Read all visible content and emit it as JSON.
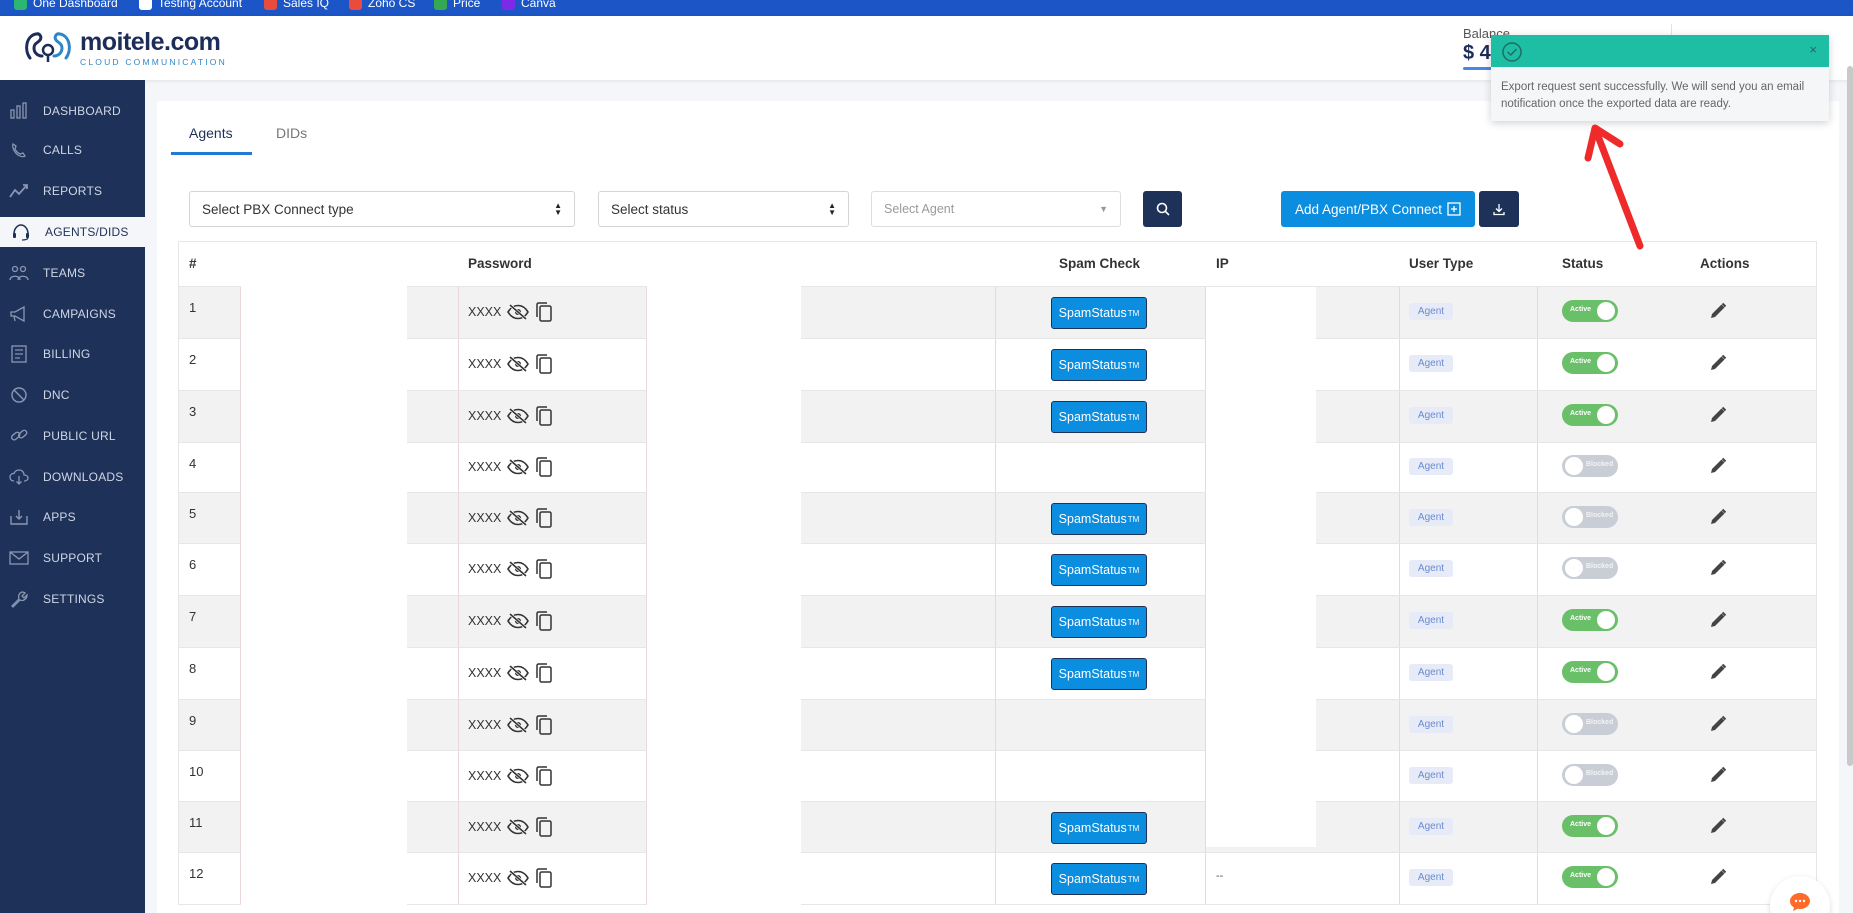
{
  "bookmarks": [
    {
      "label": "One Dashboard",
      "color": "#2bb673"
    },
    {
      "label": "Testing Account",
      "color": "#ffffff"
    },
    {
      "label": "Sales IQ",
      "color": "#e74c3c"
    },
    {
      "label": "Zoho CS",
      "color": "#e74c3c"
    },
    {
      "label": "Price",
      "color": "#34a853"
    },
    {
      "label": "Canva",
      "color": "#7d2ae8"
    }
  ],
  "brand": {
    "name": "moitele.com",
    "tagline": "CLOUD COMMUNICATION",
    "color": "#1c2d5a",
    "accent": "#2f86c6"
  },
  "header": {
    "balance_label": "Balance",
    "balance_value": "$ 4"
  },
  "sidebar": {
    "items": [
      {
        "label": "DASHBOARD",
        "icon": "dashboard-icon"
      },
      {
        "label": "CALLS",
        "icon": "phone-icon"
      },
      {
        "label": "REPORTS",
        "icon": "chart-line-icon"
      },
      {
        "label": "AGENTS/DIDS",
        "icon": "headset-icon",
        "active": true
      },
      {
        "label": "TEAMS",
        "icon": "team-icon"
      },
      {
        "label": "CAMPAIGNS",
        "icon": "megaphone-icon"
      },
      {
        "label": "BILLING",
        "icon": "billing-icon"
      },
      {
        "label": "DNC",
        "icon": "block-icon"
      },
      {
        "label": "PUBLIC URL",
        "icon": "link-icon"
      },
      {
        "label": "DOWNLOADS",
        "icon": "cloud-download-icon"
      },
      {
        "label": "APPS",
        "icon": "apps-download-icon"
      },
      {
        "label": "SUPPORT",
        "icon": "mail-icon"
      },
      {
        "label": "SETTINGS",
        "icon": "wrench-icon"
      }
    ]
  },
  "tabs": [
    {
      "label": "Agents",
      "active": true
    },
    {
      "label": "DIDs",
      "active": false
    }
  ],
  "filters": {
    "pbx_type": "Select PBX Connect type",
    "status": "Select status",
    "agent_placeholder": "Select Agent"
  },
  "actions": {
    "add_label": "Add Agent/PBX Connect"
  },
  "table": {
    "headers": {
      "num": "#",
      "password": "Password",
      "spam": "Spam Check",
      "ip": "IP",
      "user_type": "User Type",
      "status": "Status",
      "actions": "Actions"
    },
    "rows": [
      {
        "num": "1",
        "password": "XXXX",
        "spam": true,
        "user_type": "Agent",
        "status": "Active"
      },
      {
        "num": "2",
        "password": "XXXX",
        "spam": true,
        "user_type": "Agent",
        "status": "Active"
      },
      {
        "num": "3",
        "password": "XXXX",
        "spam": true,
        "user_type": "Agent",
        "status": "Active"
      },
      {
        "num": "4",
        "password": "XXXX",
        "spam": false,
        "user_type": "Agent",
        "status": "Blocked"
      },
      {
        "num": "5",
        "password": "XXXX",
        "spam": true,
        "user_type": "Agent",
        "status": "Blocked"
      },
      {
        "num": "6",
        "password": "XXXX",
        "spam": true,
        "user_type": "Agent",
        "status": "Blocked"
      },
      {
        "num": "7",
        "password": "XXXX",
        "spam": true,
        "user_type": "Agent",
        "status": "Active"
      },
      {
        "num": "8",
        "password": "XXXX",
        "spam": true,
        "user_type": "Agent",
        "status": "Active"
      },
      {
        "num": "9",
        "password": "XXXX",
        "spam": false,
        "user_type": "Agent",
        "status": "Blocked"
      },
      {
        "num": "10",
        "password": "XXXX",
        "spam": false,
        "user_type": "Agent",
        "status": "Blocked"
      },
      {
        "num": "11",
        "password": "XXXX",
        "spam": true,
        "user_type": "Agent",
        "status": "Active"
      },
      {
        "num": "12",
        "password": "XXXX",
        "spam": true,
        "user_type": "Agent",
        "status": "Active",
        "ip": "--"
      }
    ],
    "spam_label": "SpamStatus",
    "spam_sup": "TM"
  },
  "toast": {
    "message": "Export request sent successfully. We will send you an email notification once the exported data are ready.",
    "close": "×",
    "color": "#1ebea5"
  },
  "colors": {
    "primary": "#0b8de0",
    "navy": "#1e3158",
    "active": "#6abf69",
    "blocked": "#c9cdd6"
  }
}
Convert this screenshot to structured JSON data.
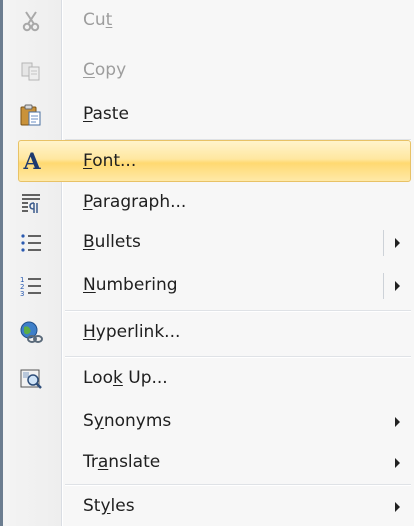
{
  "menu": {
    "items": [
      {
        "id": "cut",
        "label": "Cut",
        "accel_pre": "Cu",
        "accel_key": "t",
        "accel_post": "",
        "icon": "scissors-icon",
        "disabled": true
      },
      {
        "id": "copy",
        "label": "Copy",
        "accel_pre": "",
        "accel_key": "C",
        "accel_post": "opy",
        "icon": "copy-icon",
        "disabled": true
      },
      {
        "id": "paste",
        "label": "Paste",
        "accel_pre": "",
        "accel_key": "P",
        "accel_post": "aste",
        "icon": "paste-icon",
        "disabled": false
      },
      {
        "id": "font",
        "label": "Font...",
        "accel_pre": "",
        "accel_key": "F",
        "accel_post": "ont...",
        "icon": "font-icon",
        "highlighted": true
      },
      {
        "id": "paragraph",
        "label": "Paragraph...",
        "accel_pre": "",
        "accel_key": "P",
        "accel_post": "aragraph...",
        "icon": "paragraph-icon"
      },
      {
        "id": "bullets",
        "label": "Bullets",
        "accel_pre": "",
        "accel_key": "B",
        "accel_post": "ullets",
        "icon": "bullets-icon",
        "submenu": true,
        "split": true
      },
      {
        "id": "numbering",
        "label": "Numbering",
        "accel_pre": "",
        "accel_key": "N",
        "accel_post": "umbering",
        "icon": "numbering-icon",
        "submenu": true,
        "split": true
      },
      {
        "id": "hyperlink",
        "label": "Hyperlink...",
        "accel_pre": "",
        "accel_key": "H",
        "accel_post": "yperlink...",
        "icon": "hyperlink-icon"
      },
      {
        "id": "lookup",
        "label": "Look Up...",
        "accel_pre": "Loo",
        "accel_key": "k",
        "accel_post": " Up...",
        "icon": "research-icon"
      },
      {
        "id": "synonyms",
        "label": "Synonyms",
        "accel_pre": "S",
        "accel_key": "y",
        "accel_post": "nonyms",
        "icon": "",
        "submenu": true
      },
      {
        "id": "translate",
        "label": "Translate",
        "accel_pre": "Tr",
        "accel_key": "a",
        "accel_post": "nslate",
        "icon": "",
        "submenu": true
      },
      {
        "id": "styles",
        "label": "Styles",
        "accel_pre": "St",
        "accel_key": "y",
        "accel_post": "les",
        "icon": "",
        "submenu": true
      }
    ]
  },
  "colors": {
    "highlight_top": "#fff4cc",
    "highlight_mid": "#ffd971",
    "highlight_border": "#e8c266",
    "disabled_text": "#9d9d9d",
    "text": "#202020"
  }
}
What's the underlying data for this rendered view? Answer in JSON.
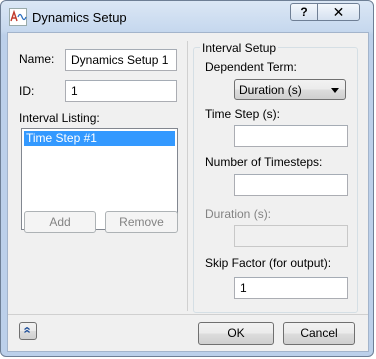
{
  "window": {
    "title": "Dynamics Setup",
    "help_glyph": "?",
    "close_glyph": "✕"
  },
  "left": {
    "name_label": "Name:",
    "name_value": "Dynamics Setup 1",
    "id_label": "ID:",
    "id_value": "1",
    "listing_label": "Interval Listing:",
    "listing_items": [
      "Time Step #1"
    ],
    "add_label": "Add",
    "remove_label": "Remove"
  },
  "interval_setup": {
    "group_title": "Interval Setup",
    "dependent_term_label": "Dependent Term:",
    "dependent_term_value": "Duration (s)",
    "time_step_label": "Time Step (s):",
    "time_step_value": "",
    "num_timesteps_label": "Number of Timesteps:",
    "num_timesteps_value": "",
    "duration_label": "Duration (s):",
    "duration_value": "",
    "skip_factor_label": "Skip Factor (for output):",
    "skip_factor_value": "1"
  },
  "footer": {
    "expand_glyph": "«",
    "ok_label": "OK",
    "cancel_label": "Cancel"
  },
  "colors": {
    "selection": "#3399ff",
    "title_bar": "#c6d8ee"
  }
}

——

• [What is asked]
Find the word "this" in the entries above and gather every line that holds it.

• [The completed task]
Convert this screenshot to structured JSON data.
What's the underlying data for this rendered view? Answer in JSON.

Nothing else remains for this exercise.